▶ _INSTRUCTION A_: Name every browser control that the release notes say the Web Preview pane includes.

▶ _EXTRACT TO READ_:

Origin v0.1.3: A Real Debugger, Web Preview, and macOS
Origin v0.1.3 ships a full DAP debugger with breakpoints and call stack, a Web Preview pane, native macOS builds, and a smarter agent.
We have been waiting to write this one. v0.1.3 is the release where Origin stops feeling like a great AI editor and starts feeling like a complete IDE. A real debugger. A live web preview. macOS. And an agent that got noticeably smarter under the hood.
Here is everything we shipped.
A real debugger, finally
This is the headline, and we are not going to undersell it. Origin v0.1.3 has a full DAP debugger. Not a "print and pray" workflow. Actual breakpoints, an actual call stack, actual variable inspection.
Click in the gutter and drop a red breakpoint. Hit F5 and your program pauses exactly where you told it to. The debug sidebar gives you the three things that matter: Call Stack, Variables, and Breakpoints, all live. A floating step toolbar follows you around so the controls are always there (F5 to continue, Shift+F5 to stop). The status bar tells you the state at a glance: amber when Paused, green when Running.
It works out of the box for the languages people asked for most. We ship codelldb for Rust and C++, and debugpy for Python. Origin auto-detects which adapter to use by reading your Cargo.toml or spotting your *.py files, so most of the time you just hit F5 and go. Your launch config persists between sessions, so you set it up once.
Setting a breakpoint, stepping through a paused Rust program, watching a variable change in real time, all inside an 8MB editor. That still feels a little unreal to us.
Web Preview pane
If you build for the web, this one is going to live on your screen all day.
Open a Web Preview pane right from the + on the tab bar and your app renders next to your code. It is a proper little browser: back, forward, refresh, and a URL bar. We added port shortcuts so jumping to your Vite, Next.js, or Create React App dev server is one click. Switch between mobile, tablet, and desktop viewport presets to check responsive layouts without leaving the editor. And when you want it bigger, pop it out into its own native window.

▶ _INSTRUCTION B_: Put the listing lines starting at the line containing "For every button, label, input, icon, or" and ending at the line containing "legend-n-label-chile: N = [734,76,764,97]" into a Markdown table with columns Row and Line, skipping blank lines and leaving out the pictures.

▶ _RAW DATA_:
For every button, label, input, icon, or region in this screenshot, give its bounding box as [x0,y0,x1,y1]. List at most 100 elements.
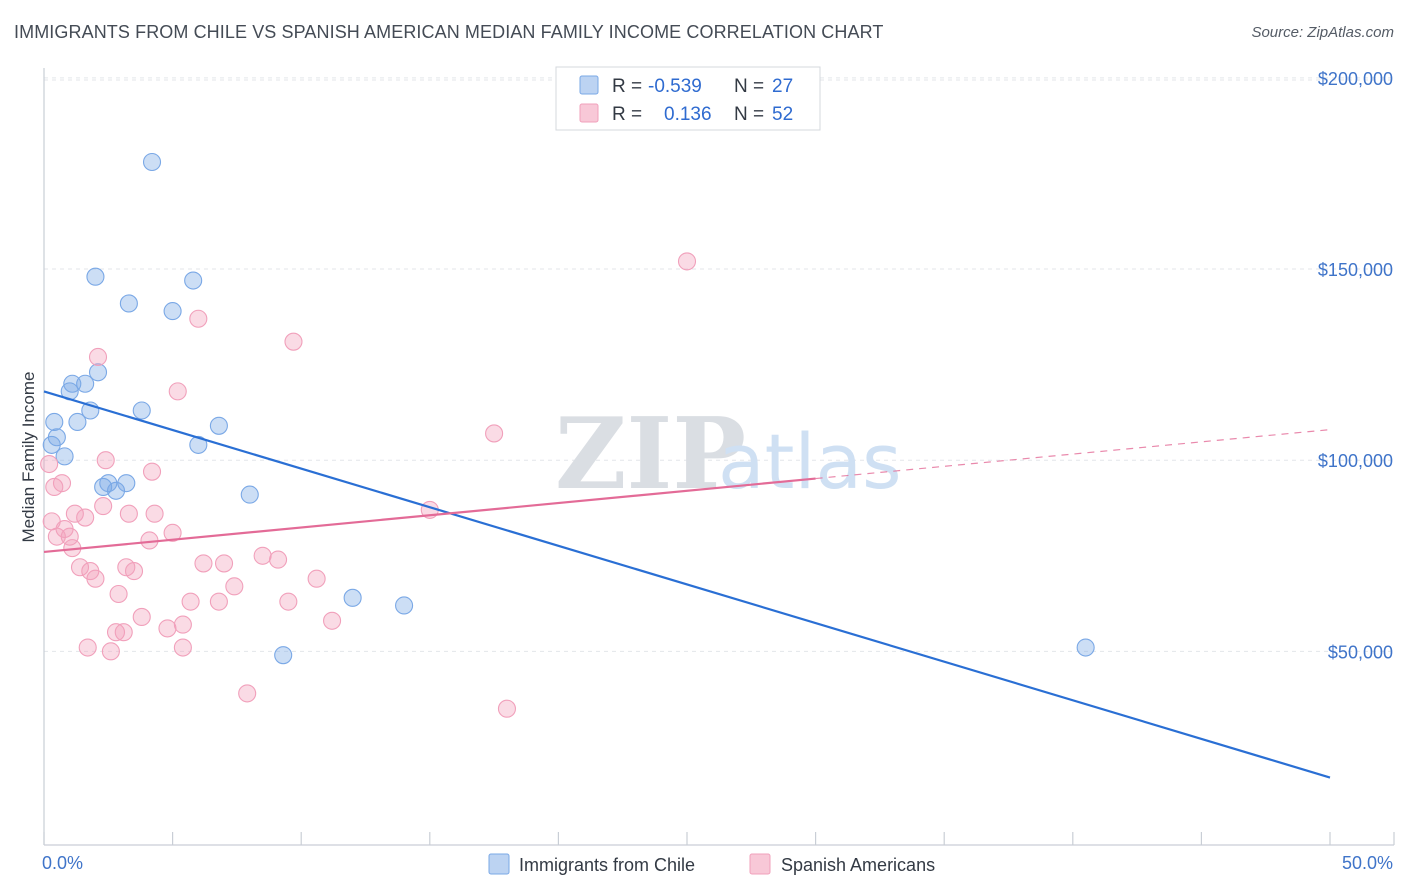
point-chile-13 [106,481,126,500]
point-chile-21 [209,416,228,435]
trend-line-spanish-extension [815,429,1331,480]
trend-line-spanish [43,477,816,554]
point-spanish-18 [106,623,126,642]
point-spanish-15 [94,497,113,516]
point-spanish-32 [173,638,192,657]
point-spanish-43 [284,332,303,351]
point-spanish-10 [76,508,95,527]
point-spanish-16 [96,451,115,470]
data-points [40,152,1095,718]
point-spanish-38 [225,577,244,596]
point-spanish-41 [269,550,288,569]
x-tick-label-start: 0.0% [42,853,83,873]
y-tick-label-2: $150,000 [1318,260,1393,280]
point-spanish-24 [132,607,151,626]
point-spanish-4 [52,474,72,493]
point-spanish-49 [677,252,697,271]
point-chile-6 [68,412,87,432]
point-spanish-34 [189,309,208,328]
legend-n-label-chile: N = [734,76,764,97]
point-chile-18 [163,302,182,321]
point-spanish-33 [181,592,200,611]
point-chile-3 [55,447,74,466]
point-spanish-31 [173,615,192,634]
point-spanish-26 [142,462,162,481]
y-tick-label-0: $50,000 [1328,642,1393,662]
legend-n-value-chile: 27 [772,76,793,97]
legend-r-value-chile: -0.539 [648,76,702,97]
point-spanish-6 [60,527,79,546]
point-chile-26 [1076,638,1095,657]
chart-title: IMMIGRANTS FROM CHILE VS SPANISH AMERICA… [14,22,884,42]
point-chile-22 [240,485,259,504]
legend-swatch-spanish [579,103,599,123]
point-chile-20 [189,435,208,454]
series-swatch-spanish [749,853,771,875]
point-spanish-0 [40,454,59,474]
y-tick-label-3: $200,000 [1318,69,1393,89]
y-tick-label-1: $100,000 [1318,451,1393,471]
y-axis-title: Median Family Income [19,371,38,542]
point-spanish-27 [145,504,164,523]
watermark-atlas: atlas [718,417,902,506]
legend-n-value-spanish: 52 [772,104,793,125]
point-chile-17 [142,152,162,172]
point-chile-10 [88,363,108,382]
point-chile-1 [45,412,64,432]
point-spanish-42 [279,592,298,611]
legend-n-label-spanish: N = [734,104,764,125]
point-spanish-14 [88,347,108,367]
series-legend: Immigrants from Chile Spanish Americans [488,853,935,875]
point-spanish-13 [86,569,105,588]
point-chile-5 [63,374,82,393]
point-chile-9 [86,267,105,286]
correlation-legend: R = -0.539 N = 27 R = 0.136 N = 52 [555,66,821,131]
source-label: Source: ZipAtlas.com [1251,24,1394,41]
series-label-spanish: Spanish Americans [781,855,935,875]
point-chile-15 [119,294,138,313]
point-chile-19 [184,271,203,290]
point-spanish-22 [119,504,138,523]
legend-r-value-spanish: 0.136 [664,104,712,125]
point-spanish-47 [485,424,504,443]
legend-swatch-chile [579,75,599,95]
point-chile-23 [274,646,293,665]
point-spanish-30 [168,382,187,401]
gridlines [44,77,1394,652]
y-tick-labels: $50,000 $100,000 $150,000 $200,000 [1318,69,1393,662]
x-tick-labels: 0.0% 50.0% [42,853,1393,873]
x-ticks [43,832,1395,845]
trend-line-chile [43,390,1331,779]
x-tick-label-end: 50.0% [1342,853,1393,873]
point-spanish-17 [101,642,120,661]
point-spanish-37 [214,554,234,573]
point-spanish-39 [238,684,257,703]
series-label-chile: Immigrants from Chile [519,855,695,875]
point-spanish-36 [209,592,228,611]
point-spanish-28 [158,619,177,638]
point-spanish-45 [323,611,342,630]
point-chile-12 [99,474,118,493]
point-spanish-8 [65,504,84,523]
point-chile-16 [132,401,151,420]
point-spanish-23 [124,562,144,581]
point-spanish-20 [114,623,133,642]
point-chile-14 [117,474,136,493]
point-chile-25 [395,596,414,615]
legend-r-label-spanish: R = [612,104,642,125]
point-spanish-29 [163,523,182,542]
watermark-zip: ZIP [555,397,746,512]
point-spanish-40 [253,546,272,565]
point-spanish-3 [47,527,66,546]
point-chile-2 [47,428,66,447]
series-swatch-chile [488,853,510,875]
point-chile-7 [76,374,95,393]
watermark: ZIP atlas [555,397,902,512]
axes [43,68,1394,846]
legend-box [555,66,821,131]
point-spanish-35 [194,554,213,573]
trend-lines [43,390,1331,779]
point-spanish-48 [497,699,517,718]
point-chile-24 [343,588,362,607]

==

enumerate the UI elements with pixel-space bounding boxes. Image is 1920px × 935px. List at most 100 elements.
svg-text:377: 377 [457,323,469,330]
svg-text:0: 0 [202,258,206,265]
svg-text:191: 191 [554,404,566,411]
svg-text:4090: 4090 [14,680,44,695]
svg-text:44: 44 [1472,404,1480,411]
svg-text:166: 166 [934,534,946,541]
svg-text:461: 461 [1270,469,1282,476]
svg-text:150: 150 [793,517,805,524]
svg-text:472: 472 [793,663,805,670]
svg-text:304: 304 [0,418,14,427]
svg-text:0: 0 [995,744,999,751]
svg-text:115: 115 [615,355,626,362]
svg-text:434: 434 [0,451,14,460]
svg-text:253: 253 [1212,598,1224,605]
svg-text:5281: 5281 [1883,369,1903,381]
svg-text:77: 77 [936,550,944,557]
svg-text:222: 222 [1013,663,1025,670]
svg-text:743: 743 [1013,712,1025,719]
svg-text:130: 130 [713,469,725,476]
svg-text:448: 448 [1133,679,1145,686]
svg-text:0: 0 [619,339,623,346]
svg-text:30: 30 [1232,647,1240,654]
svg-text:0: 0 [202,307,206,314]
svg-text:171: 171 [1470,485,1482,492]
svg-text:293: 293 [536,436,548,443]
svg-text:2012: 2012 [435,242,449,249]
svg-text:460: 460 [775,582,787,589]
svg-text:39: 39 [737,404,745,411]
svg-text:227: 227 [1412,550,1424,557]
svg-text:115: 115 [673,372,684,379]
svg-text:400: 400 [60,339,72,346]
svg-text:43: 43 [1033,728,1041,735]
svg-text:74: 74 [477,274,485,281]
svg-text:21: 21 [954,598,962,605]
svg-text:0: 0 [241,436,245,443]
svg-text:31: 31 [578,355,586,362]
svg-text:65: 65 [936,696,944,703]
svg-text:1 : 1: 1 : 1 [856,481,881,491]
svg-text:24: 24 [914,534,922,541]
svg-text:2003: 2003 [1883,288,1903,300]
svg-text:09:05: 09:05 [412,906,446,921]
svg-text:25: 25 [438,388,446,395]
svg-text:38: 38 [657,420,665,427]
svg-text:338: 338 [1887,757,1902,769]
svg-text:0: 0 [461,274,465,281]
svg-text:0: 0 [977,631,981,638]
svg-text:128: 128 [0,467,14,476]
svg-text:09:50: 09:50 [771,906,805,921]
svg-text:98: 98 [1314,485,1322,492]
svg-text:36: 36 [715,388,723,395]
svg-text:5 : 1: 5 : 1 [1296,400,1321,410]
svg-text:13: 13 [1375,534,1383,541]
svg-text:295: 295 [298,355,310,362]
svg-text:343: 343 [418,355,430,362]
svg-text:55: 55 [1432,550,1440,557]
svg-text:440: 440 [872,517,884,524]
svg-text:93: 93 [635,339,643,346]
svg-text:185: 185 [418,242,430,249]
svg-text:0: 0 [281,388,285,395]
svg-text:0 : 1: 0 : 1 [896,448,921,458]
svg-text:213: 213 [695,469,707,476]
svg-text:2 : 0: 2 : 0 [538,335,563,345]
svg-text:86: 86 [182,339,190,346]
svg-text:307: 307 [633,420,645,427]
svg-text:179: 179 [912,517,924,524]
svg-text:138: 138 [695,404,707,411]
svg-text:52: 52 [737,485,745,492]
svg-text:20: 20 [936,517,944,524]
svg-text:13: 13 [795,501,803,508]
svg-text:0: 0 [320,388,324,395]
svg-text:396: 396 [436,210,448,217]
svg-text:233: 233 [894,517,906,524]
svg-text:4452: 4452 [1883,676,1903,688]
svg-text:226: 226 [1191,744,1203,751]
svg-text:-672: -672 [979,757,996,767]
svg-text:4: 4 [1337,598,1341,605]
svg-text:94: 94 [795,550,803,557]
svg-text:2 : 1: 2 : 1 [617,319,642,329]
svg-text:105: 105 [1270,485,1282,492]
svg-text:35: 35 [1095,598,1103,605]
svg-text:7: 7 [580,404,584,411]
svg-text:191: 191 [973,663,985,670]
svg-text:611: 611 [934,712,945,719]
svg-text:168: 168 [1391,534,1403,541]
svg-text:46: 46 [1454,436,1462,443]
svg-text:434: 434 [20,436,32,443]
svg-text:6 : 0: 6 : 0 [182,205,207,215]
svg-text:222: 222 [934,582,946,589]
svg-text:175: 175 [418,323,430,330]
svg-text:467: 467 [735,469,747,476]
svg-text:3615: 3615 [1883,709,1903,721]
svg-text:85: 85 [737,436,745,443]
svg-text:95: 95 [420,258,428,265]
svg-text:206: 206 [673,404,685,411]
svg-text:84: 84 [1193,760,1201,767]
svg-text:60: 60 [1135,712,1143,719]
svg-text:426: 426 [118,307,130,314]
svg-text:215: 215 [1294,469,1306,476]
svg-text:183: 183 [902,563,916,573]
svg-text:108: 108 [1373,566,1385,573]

--

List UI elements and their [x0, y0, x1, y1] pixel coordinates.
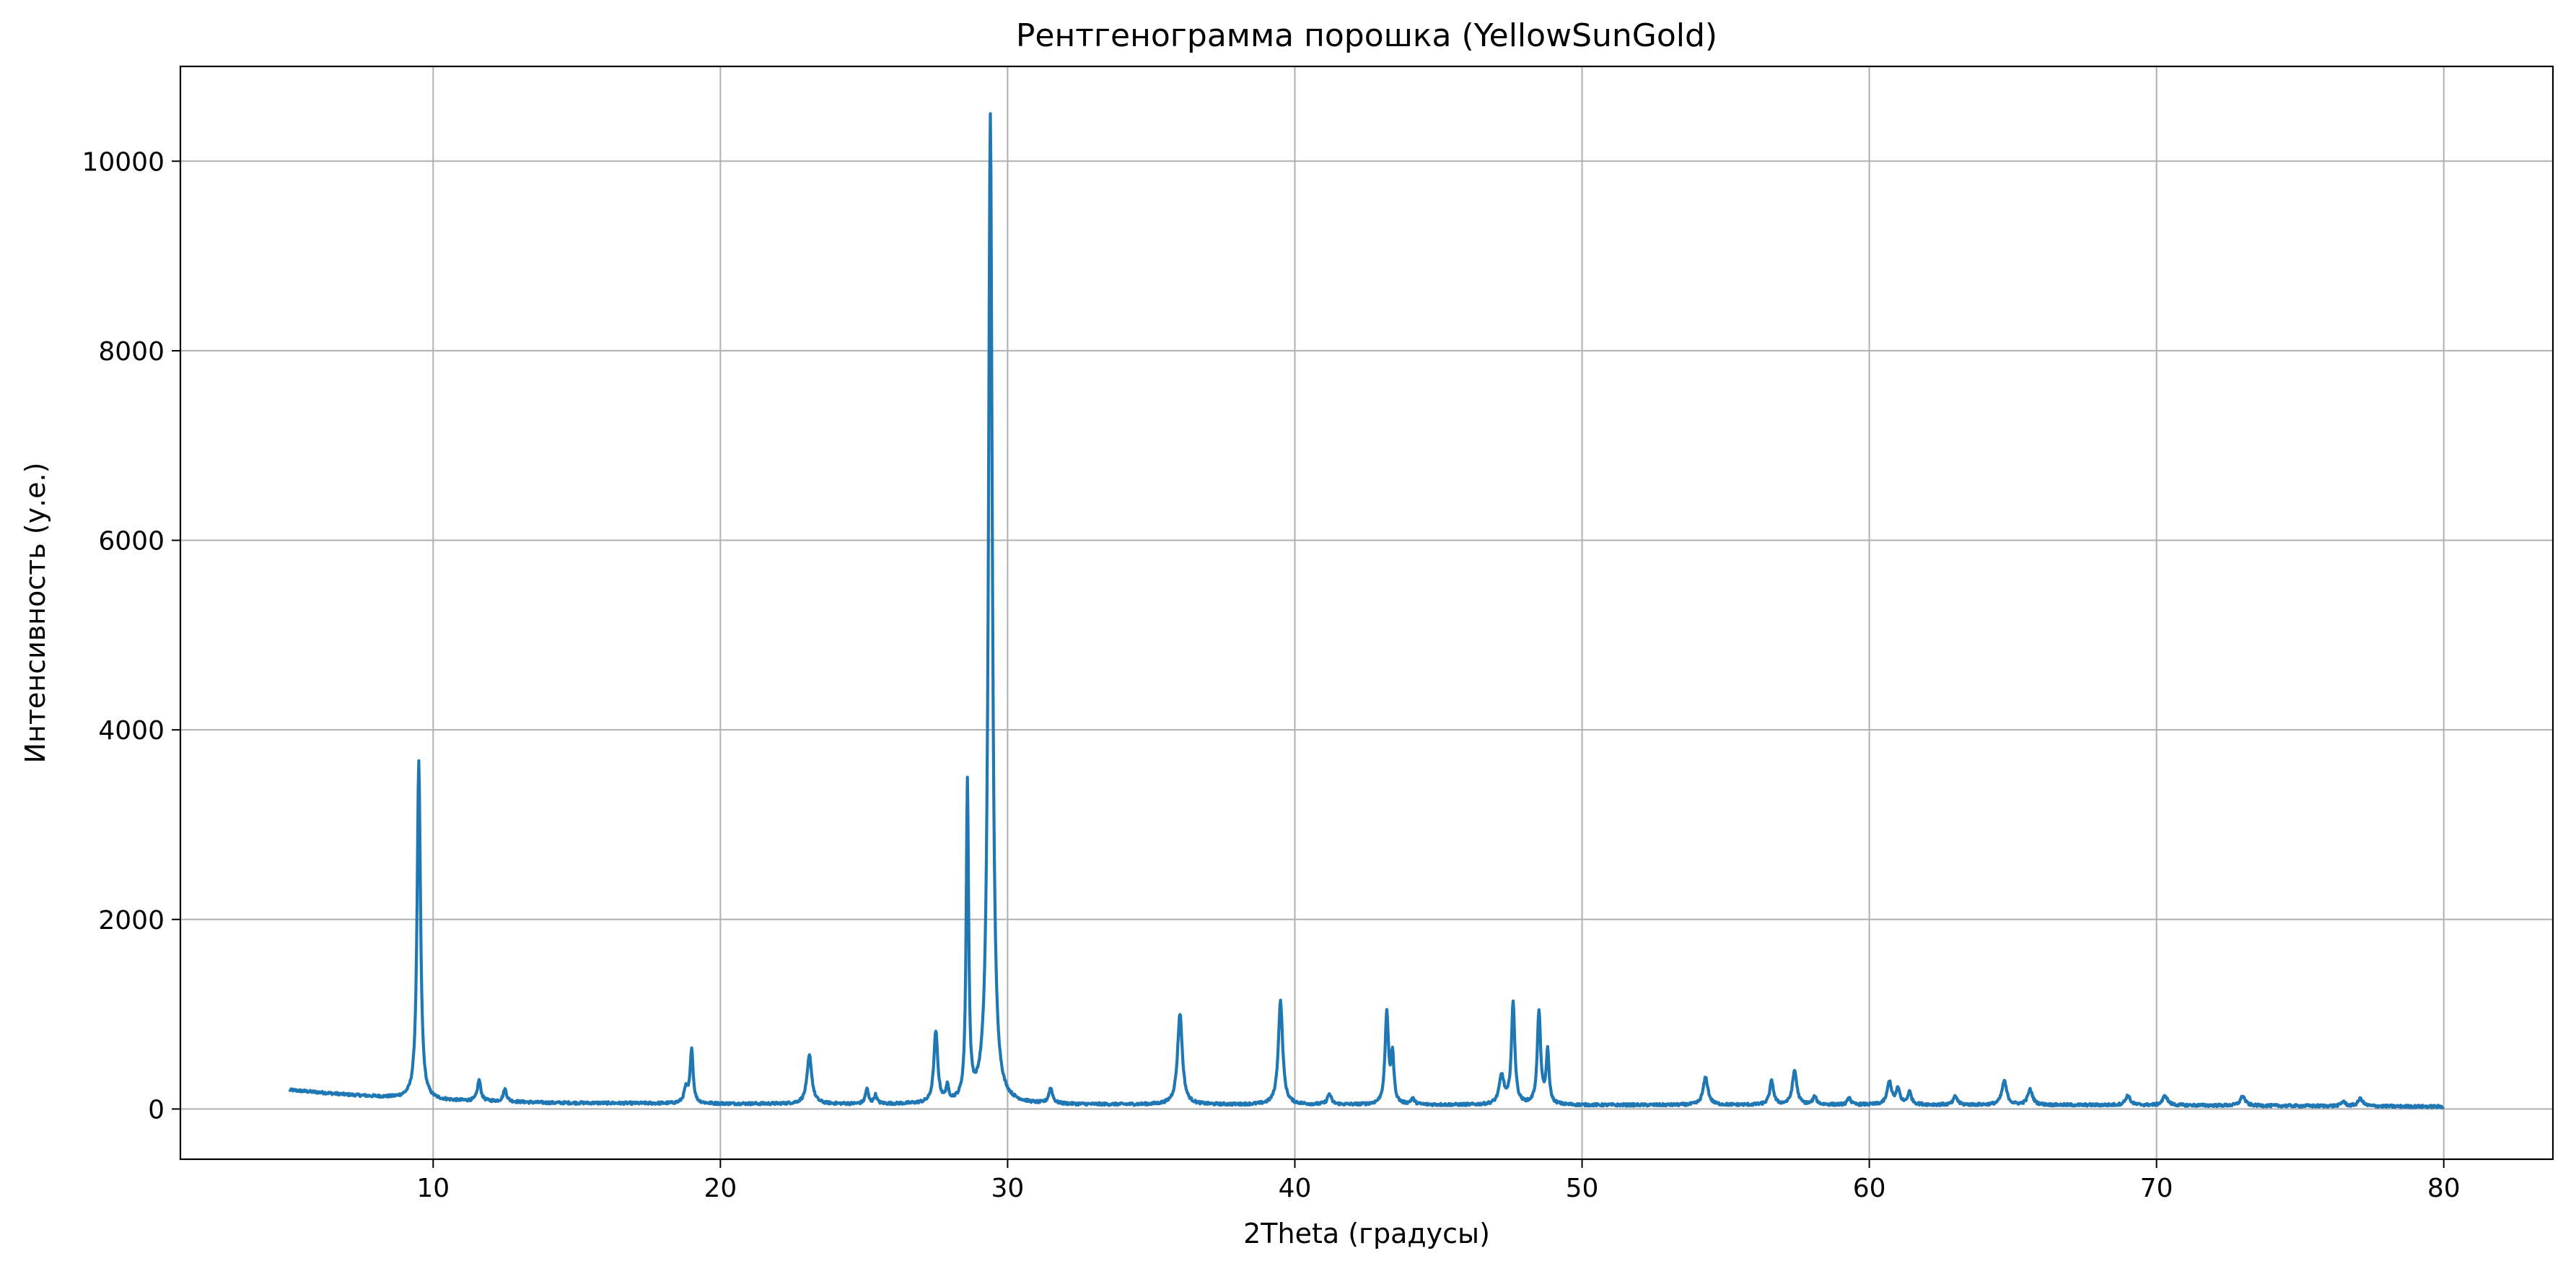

▶ _FINISHED ANSWER A_:
- Back
- Forward
- Refresh
- URL bar

▶ _FINISHED ANSWER B_:
| Row | Line |
|---|---|
| 1 | For every button, label, input, icon, or region in this screenshot, give its bounding box as [x0,y0,x1,y1]. List at most 100 elements. |
| 2 | point-chile-13 [106,481,126,500] |
| 3 | point-chile-21 [209,416,228,435] |
| 4 | trend-line-spanish-extension [815,429,1331,480] |
| 5 | trend-line-spanish [43,477,816,554] |
| 6 | point-spanish-18 [106,623,126,642] |
| 7 | point-spanish-15 [94,497,113,516] |
| 8 | point-spanish-32 [173,638,192,657] |
| 9 | point-spanish-43 [284,332,303,351] |
| 10 | point-spanish-10 [76,508,95,527] |
| 11 | point-spanish-16 [96,451,115,470] |
| 12 | data-points [40,152,1095,718] |
| 13 | point-spanish-38 [225,577,244,596] |
| 14 | point-spanish-41 [269,550,288,569] |
| 15 | x-tick-label-start: 0.0% [42,853,83,873] |
| 16 | y-tick-label-2: $150,000 [1318,260,1393,280] |
| 17 | point-spanish-24 [132,607,151,626] |
| 18 | point-spanish-4 [52,474,72,493] |
| 19 | point-spanish-49 [677,252,697,271] |
| 20 | point-chile-6 [68,412,87,432] |
| 21 | point-spanish-34 [189,309,208,328] |
| 22 | legend-n-label-chile: N = [734,76,764,97] |